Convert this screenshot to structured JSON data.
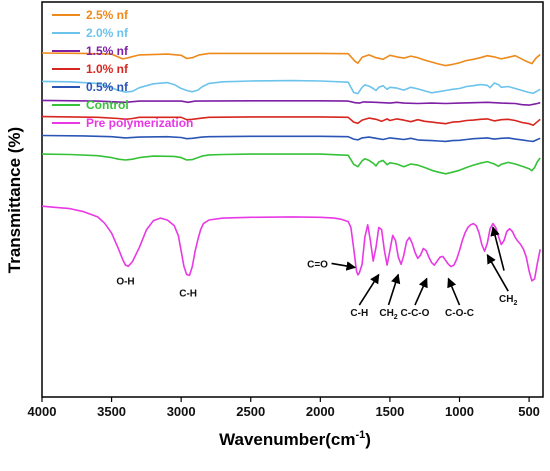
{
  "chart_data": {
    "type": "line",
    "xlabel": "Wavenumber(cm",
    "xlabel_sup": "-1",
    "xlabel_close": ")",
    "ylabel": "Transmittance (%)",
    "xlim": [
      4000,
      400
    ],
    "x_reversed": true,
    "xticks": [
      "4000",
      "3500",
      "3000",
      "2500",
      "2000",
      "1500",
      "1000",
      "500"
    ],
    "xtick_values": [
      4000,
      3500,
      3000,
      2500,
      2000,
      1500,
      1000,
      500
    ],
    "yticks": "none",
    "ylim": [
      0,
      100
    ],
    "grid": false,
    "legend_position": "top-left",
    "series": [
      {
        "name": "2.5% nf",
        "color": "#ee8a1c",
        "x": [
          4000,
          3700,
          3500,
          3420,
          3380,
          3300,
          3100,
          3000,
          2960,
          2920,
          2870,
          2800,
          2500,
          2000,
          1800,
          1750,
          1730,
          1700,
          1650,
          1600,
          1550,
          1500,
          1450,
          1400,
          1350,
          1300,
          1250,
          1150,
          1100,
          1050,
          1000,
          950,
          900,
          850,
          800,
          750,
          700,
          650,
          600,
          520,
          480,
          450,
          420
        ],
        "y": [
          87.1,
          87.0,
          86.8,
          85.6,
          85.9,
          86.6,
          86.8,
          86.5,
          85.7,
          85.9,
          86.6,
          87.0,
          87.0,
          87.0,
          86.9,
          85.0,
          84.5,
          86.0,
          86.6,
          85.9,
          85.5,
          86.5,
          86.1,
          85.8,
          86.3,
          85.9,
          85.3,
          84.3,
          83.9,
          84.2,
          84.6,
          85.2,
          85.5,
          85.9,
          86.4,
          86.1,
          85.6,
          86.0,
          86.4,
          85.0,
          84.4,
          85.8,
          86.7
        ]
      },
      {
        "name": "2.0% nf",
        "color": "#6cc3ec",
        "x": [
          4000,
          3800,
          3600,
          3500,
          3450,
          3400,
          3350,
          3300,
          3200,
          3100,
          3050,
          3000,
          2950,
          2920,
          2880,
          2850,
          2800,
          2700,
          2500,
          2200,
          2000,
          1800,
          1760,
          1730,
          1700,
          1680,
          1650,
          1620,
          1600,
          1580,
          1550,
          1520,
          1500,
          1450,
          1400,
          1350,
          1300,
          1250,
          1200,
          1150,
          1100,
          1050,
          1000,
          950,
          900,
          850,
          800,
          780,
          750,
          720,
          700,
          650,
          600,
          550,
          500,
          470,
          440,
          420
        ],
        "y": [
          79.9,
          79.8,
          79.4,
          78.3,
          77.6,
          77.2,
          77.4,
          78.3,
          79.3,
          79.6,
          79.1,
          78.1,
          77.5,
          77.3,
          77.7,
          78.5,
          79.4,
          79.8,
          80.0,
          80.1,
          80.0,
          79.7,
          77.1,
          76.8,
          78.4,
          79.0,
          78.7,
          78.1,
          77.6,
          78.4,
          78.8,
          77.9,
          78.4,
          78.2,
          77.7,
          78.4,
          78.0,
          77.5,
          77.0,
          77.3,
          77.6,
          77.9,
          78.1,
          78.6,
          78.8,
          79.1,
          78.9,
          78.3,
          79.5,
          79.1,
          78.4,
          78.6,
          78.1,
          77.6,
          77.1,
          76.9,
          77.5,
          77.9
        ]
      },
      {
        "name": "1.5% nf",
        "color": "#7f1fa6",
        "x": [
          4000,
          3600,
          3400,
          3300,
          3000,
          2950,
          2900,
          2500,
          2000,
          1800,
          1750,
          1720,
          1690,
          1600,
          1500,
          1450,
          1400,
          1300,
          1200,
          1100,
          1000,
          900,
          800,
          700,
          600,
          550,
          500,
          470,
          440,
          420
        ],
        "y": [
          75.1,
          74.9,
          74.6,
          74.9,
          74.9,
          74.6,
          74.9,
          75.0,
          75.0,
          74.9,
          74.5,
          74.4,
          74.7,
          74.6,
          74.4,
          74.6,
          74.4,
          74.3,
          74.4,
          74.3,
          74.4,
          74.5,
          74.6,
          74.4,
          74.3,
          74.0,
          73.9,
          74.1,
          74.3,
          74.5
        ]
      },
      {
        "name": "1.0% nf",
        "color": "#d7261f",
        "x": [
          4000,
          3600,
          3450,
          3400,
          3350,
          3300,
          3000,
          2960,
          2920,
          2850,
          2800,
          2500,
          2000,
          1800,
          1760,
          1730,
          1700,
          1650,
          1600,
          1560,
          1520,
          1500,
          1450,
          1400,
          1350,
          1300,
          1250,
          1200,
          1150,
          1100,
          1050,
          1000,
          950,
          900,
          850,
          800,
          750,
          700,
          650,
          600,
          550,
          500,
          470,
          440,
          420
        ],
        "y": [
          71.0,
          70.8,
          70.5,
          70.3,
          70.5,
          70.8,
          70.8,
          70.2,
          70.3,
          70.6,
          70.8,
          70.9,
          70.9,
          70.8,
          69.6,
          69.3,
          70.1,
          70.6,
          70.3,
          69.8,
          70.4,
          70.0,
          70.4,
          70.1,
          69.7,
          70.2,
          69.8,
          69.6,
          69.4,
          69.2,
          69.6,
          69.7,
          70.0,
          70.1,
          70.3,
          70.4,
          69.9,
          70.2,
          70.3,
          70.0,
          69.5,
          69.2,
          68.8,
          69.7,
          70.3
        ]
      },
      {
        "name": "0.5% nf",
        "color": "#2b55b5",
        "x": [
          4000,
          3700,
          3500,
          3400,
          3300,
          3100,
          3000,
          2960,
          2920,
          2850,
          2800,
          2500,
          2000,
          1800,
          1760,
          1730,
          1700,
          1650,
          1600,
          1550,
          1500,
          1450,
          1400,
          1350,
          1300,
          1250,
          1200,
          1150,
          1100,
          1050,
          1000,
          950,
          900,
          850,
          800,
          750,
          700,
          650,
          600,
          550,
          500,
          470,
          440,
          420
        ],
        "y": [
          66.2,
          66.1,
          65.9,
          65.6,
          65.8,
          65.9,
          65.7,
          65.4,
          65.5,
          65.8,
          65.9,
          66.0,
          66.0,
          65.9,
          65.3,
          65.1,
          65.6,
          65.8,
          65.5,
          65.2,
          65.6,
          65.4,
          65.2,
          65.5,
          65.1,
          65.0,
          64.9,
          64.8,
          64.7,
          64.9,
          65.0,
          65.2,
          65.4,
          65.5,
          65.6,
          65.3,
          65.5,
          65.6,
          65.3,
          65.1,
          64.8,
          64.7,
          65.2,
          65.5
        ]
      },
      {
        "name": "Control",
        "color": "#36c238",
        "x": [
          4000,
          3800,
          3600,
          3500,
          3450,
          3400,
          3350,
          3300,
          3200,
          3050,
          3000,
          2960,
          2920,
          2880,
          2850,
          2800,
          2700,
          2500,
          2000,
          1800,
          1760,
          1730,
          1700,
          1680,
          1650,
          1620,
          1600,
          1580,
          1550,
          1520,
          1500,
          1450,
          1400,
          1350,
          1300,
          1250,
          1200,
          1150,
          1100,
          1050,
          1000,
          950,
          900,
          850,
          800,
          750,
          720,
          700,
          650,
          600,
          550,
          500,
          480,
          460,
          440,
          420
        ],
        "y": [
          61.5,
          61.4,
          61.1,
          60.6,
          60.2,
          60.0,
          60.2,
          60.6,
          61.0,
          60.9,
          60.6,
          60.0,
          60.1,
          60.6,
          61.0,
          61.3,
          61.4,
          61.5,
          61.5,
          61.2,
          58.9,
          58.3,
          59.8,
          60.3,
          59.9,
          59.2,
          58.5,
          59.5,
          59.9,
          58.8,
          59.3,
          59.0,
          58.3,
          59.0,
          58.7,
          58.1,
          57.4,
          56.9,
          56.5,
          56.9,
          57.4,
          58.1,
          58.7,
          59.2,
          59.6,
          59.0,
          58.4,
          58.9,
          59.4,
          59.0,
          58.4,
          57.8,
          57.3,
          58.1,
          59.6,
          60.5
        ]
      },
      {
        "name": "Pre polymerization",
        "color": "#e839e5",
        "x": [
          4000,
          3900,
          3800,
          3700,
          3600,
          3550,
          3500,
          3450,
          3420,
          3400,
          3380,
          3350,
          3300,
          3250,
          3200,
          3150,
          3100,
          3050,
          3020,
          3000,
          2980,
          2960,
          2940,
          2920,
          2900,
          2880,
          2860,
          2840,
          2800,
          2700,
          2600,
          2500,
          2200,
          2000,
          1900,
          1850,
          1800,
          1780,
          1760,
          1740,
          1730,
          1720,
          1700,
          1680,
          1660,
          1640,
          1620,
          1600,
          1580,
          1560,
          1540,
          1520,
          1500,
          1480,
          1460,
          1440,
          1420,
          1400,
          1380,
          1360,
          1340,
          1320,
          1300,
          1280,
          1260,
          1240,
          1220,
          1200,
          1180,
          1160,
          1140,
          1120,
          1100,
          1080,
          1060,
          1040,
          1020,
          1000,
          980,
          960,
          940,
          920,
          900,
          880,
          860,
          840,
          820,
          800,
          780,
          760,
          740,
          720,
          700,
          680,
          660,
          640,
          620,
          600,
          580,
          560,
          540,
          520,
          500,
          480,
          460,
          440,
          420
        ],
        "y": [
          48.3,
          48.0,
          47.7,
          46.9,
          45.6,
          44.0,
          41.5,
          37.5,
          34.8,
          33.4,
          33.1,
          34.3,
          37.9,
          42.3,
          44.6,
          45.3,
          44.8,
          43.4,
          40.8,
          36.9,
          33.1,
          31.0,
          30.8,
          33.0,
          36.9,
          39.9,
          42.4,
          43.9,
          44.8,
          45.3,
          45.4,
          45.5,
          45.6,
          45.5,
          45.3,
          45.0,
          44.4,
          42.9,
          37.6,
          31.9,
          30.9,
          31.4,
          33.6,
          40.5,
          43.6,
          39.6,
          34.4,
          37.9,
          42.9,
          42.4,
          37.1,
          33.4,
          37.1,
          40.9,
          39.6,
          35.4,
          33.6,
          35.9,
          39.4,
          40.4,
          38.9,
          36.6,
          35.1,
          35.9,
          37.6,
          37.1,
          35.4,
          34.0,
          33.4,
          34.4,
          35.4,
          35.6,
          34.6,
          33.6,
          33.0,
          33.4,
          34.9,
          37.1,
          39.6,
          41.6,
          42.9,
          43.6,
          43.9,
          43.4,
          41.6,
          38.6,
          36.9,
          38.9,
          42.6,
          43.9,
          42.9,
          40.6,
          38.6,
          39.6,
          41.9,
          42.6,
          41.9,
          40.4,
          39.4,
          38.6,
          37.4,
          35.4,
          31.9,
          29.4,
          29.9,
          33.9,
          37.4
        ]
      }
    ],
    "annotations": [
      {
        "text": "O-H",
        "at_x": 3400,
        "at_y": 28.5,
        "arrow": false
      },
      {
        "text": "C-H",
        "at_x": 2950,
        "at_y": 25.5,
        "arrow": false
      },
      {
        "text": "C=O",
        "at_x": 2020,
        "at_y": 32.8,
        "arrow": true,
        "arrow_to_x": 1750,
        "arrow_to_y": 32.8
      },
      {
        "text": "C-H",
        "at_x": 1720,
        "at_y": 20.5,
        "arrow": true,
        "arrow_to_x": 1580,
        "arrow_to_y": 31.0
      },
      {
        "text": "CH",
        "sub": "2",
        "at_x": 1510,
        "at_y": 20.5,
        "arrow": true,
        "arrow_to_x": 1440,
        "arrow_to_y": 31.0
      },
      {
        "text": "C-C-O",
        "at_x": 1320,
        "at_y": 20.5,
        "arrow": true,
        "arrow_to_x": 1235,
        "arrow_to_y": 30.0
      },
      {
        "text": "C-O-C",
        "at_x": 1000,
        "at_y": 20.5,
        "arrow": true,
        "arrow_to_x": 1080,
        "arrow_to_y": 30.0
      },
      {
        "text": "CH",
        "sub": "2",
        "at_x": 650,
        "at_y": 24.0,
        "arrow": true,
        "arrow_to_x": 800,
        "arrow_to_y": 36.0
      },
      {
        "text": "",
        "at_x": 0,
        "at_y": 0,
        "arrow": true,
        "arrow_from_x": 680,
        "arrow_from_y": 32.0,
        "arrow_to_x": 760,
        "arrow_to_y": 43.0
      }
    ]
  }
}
**********
Exercise prompt - Each line above that includes "name" should be shown.

Answer to this exercise -
        "name": "2.5% nf",
        "name": "2.0% nf",
        "name": "1.5% nf",
        "name": "1.0% nf",
        "name": "0.5% nf",
        "name": "Control",
        "name": "Pre polymerization",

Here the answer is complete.